Given exercise. Consider the data that follows and state how many lines contain the string "Signature", using the number alone.

Information provided.

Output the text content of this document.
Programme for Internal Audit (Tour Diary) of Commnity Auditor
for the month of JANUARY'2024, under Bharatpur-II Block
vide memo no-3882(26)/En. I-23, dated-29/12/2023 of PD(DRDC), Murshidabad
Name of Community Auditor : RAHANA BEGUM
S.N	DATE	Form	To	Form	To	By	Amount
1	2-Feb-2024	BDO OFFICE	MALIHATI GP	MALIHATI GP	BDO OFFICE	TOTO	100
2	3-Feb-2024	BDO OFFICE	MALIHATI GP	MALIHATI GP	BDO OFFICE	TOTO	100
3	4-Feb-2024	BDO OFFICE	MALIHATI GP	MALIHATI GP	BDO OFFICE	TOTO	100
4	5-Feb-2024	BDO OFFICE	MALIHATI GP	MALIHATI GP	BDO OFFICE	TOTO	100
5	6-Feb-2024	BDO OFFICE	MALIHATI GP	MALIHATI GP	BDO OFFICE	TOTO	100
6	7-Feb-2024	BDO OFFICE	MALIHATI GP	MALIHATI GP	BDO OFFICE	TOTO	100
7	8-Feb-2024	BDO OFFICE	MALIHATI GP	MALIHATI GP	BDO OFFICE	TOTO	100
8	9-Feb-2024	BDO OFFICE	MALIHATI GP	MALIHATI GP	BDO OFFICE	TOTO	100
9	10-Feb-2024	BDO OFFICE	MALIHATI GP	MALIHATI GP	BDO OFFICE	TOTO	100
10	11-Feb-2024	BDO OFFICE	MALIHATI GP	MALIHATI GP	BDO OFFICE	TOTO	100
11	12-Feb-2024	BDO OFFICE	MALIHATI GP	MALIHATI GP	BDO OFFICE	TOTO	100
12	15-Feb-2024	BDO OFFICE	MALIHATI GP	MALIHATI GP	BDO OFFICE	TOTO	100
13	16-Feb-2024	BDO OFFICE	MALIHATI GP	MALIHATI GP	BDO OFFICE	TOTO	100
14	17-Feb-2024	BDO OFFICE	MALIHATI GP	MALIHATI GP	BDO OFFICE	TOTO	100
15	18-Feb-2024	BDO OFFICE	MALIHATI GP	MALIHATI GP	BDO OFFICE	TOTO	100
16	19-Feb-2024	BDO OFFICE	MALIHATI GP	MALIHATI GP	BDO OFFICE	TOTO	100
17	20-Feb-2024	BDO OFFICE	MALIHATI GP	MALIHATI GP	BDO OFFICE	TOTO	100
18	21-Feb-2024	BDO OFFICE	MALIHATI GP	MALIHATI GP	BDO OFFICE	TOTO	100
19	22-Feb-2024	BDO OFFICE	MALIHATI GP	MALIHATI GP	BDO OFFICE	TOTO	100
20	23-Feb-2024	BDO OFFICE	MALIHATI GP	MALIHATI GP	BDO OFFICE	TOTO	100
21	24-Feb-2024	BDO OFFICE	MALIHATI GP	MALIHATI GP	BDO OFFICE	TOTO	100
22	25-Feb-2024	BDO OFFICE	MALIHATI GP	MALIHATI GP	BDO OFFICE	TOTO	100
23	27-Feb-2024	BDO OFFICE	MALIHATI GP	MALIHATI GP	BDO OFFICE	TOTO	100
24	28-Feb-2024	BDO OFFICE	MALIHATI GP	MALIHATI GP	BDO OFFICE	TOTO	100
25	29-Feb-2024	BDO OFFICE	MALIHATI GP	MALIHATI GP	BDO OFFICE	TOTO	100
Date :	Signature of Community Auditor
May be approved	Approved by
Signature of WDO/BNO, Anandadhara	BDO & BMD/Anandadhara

Worked answer. 2